[Transcription dataset entries]
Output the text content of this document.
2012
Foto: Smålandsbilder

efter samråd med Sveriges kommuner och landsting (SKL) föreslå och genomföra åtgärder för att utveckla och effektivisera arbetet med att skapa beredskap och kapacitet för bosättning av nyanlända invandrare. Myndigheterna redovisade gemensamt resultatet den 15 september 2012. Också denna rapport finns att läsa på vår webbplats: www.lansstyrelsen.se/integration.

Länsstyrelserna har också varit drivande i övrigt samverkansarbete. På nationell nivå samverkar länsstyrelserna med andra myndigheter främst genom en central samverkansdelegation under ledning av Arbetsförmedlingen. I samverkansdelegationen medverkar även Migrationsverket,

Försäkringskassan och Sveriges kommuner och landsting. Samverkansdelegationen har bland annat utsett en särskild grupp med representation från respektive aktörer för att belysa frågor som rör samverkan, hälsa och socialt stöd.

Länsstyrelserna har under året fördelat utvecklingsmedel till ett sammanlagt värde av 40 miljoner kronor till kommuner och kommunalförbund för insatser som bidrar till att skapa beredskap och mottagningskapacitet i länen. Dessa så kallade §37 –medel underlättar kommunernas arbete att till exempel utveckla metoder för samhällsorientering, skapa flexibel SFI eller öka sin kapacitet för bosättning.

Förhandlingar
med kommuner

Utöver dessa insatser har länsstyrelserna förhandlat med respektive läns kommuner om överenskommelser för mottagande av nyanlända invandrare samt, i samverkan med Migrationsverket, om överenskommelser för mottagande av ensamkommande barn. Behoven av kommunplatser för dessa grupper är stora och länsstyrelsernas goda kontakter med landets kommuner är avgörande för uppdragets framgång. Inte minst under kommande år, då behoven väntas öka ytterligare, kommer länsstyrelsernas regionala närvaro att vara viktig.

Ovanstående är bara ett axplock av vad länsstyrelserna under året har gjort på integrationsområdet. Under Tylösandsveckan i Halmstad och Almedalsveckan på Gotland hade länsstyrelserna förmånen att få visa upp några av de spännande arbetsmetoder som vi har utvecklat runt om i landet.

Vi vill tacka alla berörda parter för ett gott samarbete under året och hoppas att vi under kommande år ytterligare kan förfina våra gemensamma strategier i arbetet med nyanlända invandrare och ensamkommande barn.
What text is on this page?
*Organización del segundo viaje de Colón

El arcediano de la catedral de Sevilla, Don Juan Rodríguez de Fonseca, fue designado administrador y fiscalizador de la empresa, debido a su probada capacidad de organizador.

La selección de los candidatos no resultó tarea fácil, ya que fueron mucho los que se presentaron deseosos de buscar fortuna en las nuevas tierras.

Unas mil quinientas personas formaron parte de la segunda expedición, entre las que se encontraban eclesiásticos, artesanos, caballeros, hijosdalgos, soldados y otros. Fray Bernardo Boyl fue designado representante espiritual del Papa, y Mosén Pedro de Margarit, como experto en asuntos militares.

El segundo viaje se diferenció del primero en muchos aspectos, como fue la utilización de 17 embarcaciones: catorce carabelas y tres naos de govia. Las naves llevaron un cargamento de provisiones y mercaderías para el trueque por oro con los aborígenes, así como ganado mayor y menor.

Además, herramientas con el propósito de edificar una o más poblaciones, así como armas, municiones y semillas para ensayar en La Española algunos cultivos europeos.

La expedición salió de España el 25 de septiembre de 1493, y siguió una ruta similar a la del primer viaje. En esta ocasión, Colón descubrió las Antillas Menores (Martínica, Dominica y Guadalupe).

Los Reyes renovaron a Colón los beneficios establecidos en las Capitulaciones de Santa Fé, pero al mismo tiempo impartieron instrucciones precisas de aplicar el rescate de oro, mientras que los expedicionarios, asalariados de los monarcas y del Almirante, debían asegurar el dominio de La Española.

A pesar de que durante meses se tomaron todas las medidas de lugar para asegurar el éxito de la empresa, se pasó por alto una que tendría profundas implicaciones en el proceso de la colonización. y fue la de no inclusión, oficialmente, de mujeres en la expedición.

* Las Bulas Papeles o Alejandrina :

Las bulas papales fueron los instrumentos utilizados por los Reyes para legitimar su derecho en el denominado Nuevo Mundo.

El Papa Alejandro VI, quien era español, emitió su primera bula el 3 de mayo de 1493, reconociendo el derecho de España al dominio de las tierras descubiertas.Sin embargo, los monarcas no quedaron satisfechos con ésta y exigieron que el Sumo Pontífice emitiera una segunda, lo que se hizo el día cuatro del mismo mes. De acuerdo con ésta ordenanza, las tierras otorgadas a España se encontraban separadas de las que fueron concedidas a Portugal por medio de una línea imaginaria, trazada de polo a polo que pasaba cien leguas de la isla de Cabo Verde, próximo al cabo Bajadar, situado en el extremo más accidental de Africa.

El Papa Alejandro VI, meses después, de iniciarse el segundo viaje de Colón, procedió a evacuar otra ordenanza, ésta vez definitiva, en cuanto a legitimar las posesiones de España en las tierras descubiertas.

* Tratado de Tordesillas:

What you are asked to do
Repeat all of the data exactly. Include every line.

Solution
Output the text content of this document.
2012
Foto: Smålandsbilder

efter samråd med Sveriges kommuner och landsting (SKL) föreslå och genomföra åtgärder för att utveckla och effektivisera arbetet med att skapa beredskap och kapacitet för bosättning av nyanlända invandrare. Myndigheterna redovisade gemensamt resultatet den 15 september 2012. Också denna rapport finns att läsa på vår webbplats: www.lansstyrelsen.se/integration.

Länsstyrelserna har också varit drivande i övrigt samverkansarbete. På nationell nivå samverkar länsstyrelserna med andra myndigheter främst genom en central samverkansdelegation under ledning av Arbetsförmedlingen. I samverkansdelegationen medverkar även Migrationsverket,

Försäkringskassan och Sveriges kommuner och landsting. Samverkansdelegationen har bland annat utsett en särskild grupp med representation från respektive aktörer för att belysa frågor som rör samverkan, hälsa och socialt stöd.

Länsstyrelserna har under året fördelat utvecklingsmedel till ett sammanlagt värde av 40 miljoner kronor till kommuner och kommunalförbund för insatser som bidrar till att skapa beredskap och mottagningskapacitet i länen. Dessa så kallade §37 –medel underlättar kommunernas arbete att till exempel utveckla metoder för samhällsorientering, skapa flexibel SFI eller öka sin kapacitet för bosättning.

Förhandlingar
med kommuner

Utöver dessa insatser har länsstyrelserna förhandlat med respektive läns kommuner om överenskommelser för mottagande av nyanlända invandrare samt, i samverkan med Migrationsverket, om överenskommelser för mottagande av ensamkommande barn. Behoven av kommunplatser för dessa grupper är stora och länsstyrelsernas goda kontakter med landets kommuner är avgörande för uppdragets framgång. Inte minst under kommande år, då behoven väntas öka ytterligare, kommer länsstyrelsernas regionala närvaro att vara viktig.

Ovanstående är bara ett axplock av vad länsstyrelserna under året har gjort på integrationsområdet. Under Tylösandsveckan i Halmstad och Almedalsveckan på Gotland hade länsstyrelserna förmånen att få visa upp några av de spännande arbetsmetoder som vi har utvecklat runt om i landet.

Vi vill tacka alla berörda parter för ett gott samarbete under året och hoppas att vi under kommande år ytterligare kan förfina våra gemensamma strategier i arbetet med nyanlända invandrare och ensamkommande barn.
What text is on this page?
*Organización del segundo viaje de Colón

El arcediano de la catedral de Sevilla, Don Juan Rodríguez de Fonseca, fue designado administrador y fiscalizador de la empresa, debido a su probada capacidad de organizador.

La selección de los candidatos no resultó tarea fácil, ya que fueron mucho los que se presentaron deseosos de buscar fortuna en las nuevas tierras.

Unas mil quinientas personas formaron parte de la segunda expedición, entre las que se encontraban eclesiásticos, artesanos, caballeros, hijosdalgos, soldados y otros. Fray Bernardo Boyl fue designado representante espiritual del Papa, y Mosén Pedro de Margarit, como experto en asuntos militares.

El segundo viaje se diferenció del primero en muchos aspectos, como fue la utilización de 17 embarcaciones: catorce carabelas y tres naos de govia. Las naves llevaron un cargamento de provisiones y mercaderías para el trueque por oro con los aborígenes, así como ganado mayor y menor.

Además, herramientas con el propósito de edificar una o más poblaciones, así como armas, municiones y semillas para ensayar en La Española algunos cultivos europeos.

La expedición salió de España el 25 de septiembre de 1493, y siguió una ruta similar a la del primer viaje. En esta ocasión, Colón descubrió las Antillas Menores (Martínica, Dominica y Guadalupe).

Los Reyes renovaron a Colón los beneficios establecidos en las Capitulaciones de Santa Fé, pero al mismo tiempo impartieron instrucciones precisas de aplicar el rescate de oro, mientras que los expedicionarios, asalariados de los monarcas y del Almirante, debían asegurar el dominio de La Española.

A pesar de que durante meses se tomaron todas las medidas de lugar para asegurar el éxito de la empresa, se pasó por alto una que tendría profundas implicaciones en el proceso de la colonización. y fue la de no inclusión, oficialmente, de mujeres en la expedición.

* Las Bulas Papeles o Alejandrina :

Las bulas papales fueron los instrumentos utilizados por los Reyes para legitimar su derecho en el denominado Nuevo Mundo.

El Papa Alejandro VI, quien era español, emitió su primera bula el 3 de mayo de 1493, reconociendo el derecho de España al dominio de las tierras descubiertas.Sin embargo, los monarcas no quedaron satisfechos con ésta y exigieron que el Sumo Pontífice emitiera una segunda, lo que se hizo el día cuatro del mismo mes. De acuerdo con ésta ordenanza, las tierras otorgadas a España se encontraban separadas de las que fueron concedidas a Portugal por medio de una línea imaginaria, trazada de polo a polo que pasaba cien leguas de la isla de Cabo Verde, próximo al cabo Bajadar, situado en el extremo más accidental de Africa.

El Papa Alejandro VI, meses después, de iniciarse el segundo viaje de Colón, procedió a evacuar otra ordenanza, ésta vez definitiva, en cuanto a legitimar las posesiones de España en las tierras descubiertas.

* Tratado de Tordesillas:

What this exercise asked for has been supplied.